- _What is expected_:
Copy all the entries below exactly, but not the pictures.

(Stored data)
-*-
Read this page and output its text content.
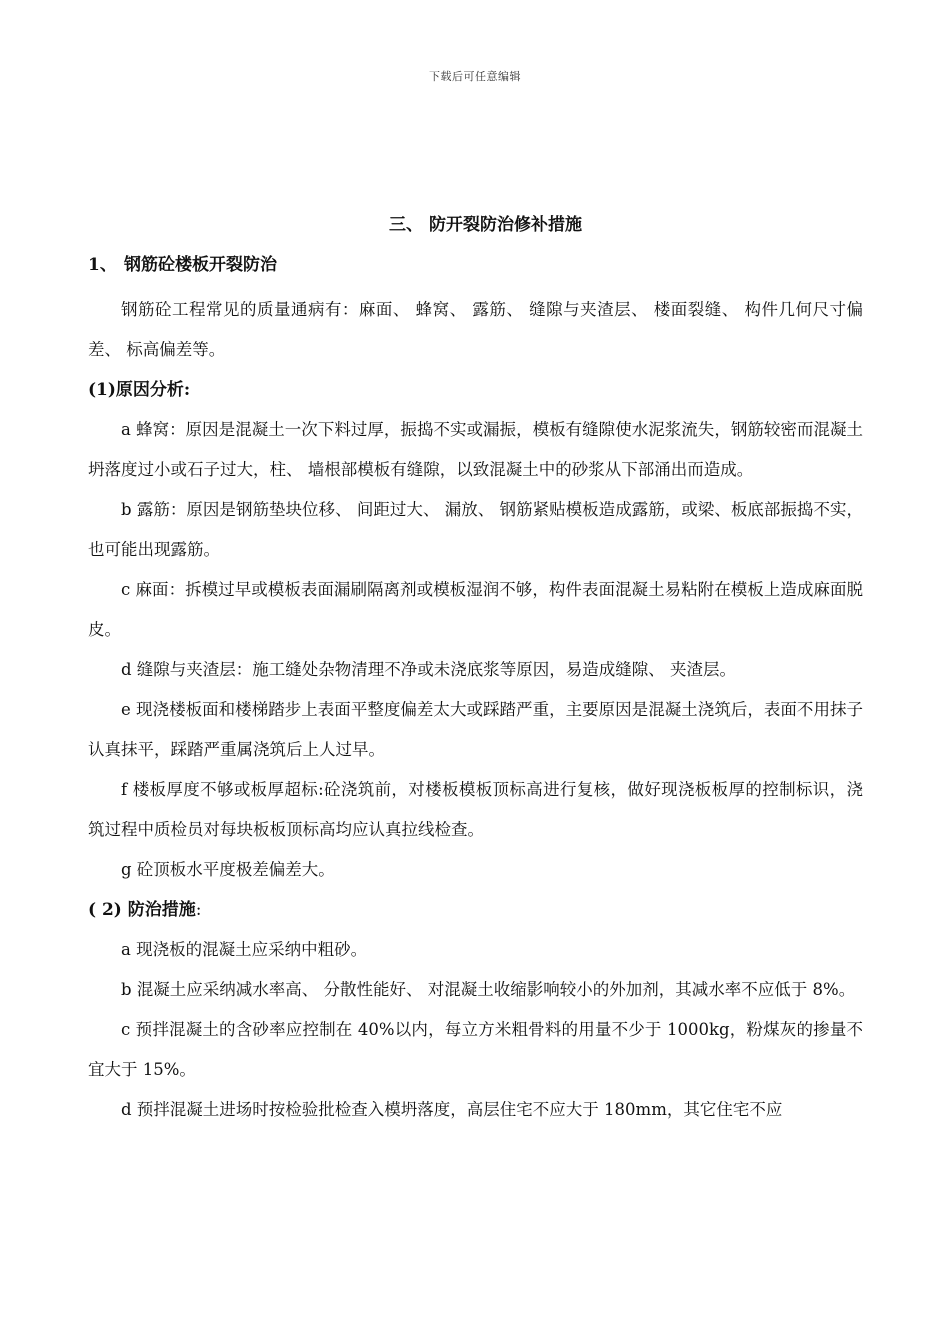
下载后可任意编辑
三、 防开裂防治修补措施
1、 钢筋砼楼板开裂防治

钢筋砼工程常见的质量通病有：麻面、 蜂窝、 露筋、 缝隙与夹渣层、 楼面裂缝、 构件几何尺寸偏差、 标高偏差等。

(1)原因分析:

a 蜂窝：原因是混凝土一次下料过厚，振捣不实或漏振，模板有缝隙使水泥浆流失，钢筋较密而混凝土坍落度过小或石子过大，柱、 墙根部模板有缝隙，以致混凝土中的砂浆从下部涌出而造成。

b 露筋：原因是钢筋垫块位移、 间距过大、 漏放、 钢筋紧贴模板造成露筋，或梁、板底部振捣不实，也可能出现露筋。

c 麻面：拆模过早或模板表面漏刷隔离剂或模板湿润不够，构件表面混凝土易粘附在模板上造成麻面脱皮。

d 缝隙与夹渣层：施工缝处杂物清理不净或未浇底浆等原因，易造成缝隙、 夹渣层。

e 现浇楼板面和楼梯踏步上表面平整度偏差太大或踩踏严重，主要原因是混凝土浇筑后，表面不用抹子认真抹平，踩踏严重属浇筑后上人过早。

f 楼板厚度不够或板厚超标:砼浇筑前，对楼板模板顶标高进行复核，做好现浇板板厚的控制标识，浇筑过程中质检员对每块板板顶标高均应认真拉线检查。

g 砼顶板水平度极差偏差大。

( 2) 防治措施:

a 现浇板的混凝土应采纳中粗砂。

b 混凝土应采纳减水率高、 分散性能好、 对混凝土收缩影响较小的外加剂，其减水率不应低于 8%。

c 预拌混凝土的含砂率应控制在 40%以内，每立方米粗骨料的用量不少于 1000kg，粉煤灰的掺量不宜大于 15%。

d 预拌混凝土进场时按检验批检查入模坍落度，高层住宅不应大于 180mm，其它住宅不应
-*-
- _Correct answer_:
Read this page and output its text content.
下载后可任意编辑
三、 防开裂防治修补措施
1、 钢筋砼楼板开裂防治

钢筋砼工程常见的质量通病有：麻面、 蜂窝、 露筋、 缝隙与夹渣层、 楼面裂缝、 构件几何尺寸偏差、 标高偏差等。

(1)原因分析:

a 蜂窝：原因是混凝土一次下料过厚，振捣不实或漏振，模板有缝隙使水泥浆流失，钢筋较密而混凝土坍落度过小或石子过大，柱、 墙根部模板有缝隙，以致混凝土中的砂浆从下部涌出而造成。

b 露筋：原因是钢筋垫块位移、 间距过大、 漏放、 钢筋紧贴模板造成露筋，或梁、板底部振捣不实，也可能出现露筋。

c 麻面：拆模过早或模板表面漏刷隔离剂或模板湿润不够，构件表面混凝土易粘附在模板上造成麻面脱皮。

d 缝隙与夹渣层：施工缝处杂物清理不净或未浇底浆等原因，易造成缝隙、 夹渣层。

e 现浇楼板面和楼梯踏步上表面平整度偏差太大或踩踏严重，主要原因是混凝土浇筑后，表面不用抹子认真抹平，踩踏严重属浇筑后上人过早。

f 楼板厚度不够或板厚超标:砼浇筑前，对楼板模板顶标高进行复核，做好现浇板板厚的控制标识，浇筑过程中质检员对每块板板顶标高均应认真拉线检查。

g 砼顶板水平度极差偏差大。

( 2) 防治措施:

a 现浇板的混凝土应采纳中粗砂。

b 混凝土应采纳减水率高、 分散性能好、 对混凝土收缩影响较小的外加剂，其减水率不应低于 8%。

c 预拌混凝土的含砂率应控制在 40%以内，每立方米粗骨料的用量不少于 1000kg，粉煤灰的掺量不宜大于 15%。

d 预拌混凝土进场时按检验批检查入模坍落度，高层住宅不应大于 180mm，其它住宅不应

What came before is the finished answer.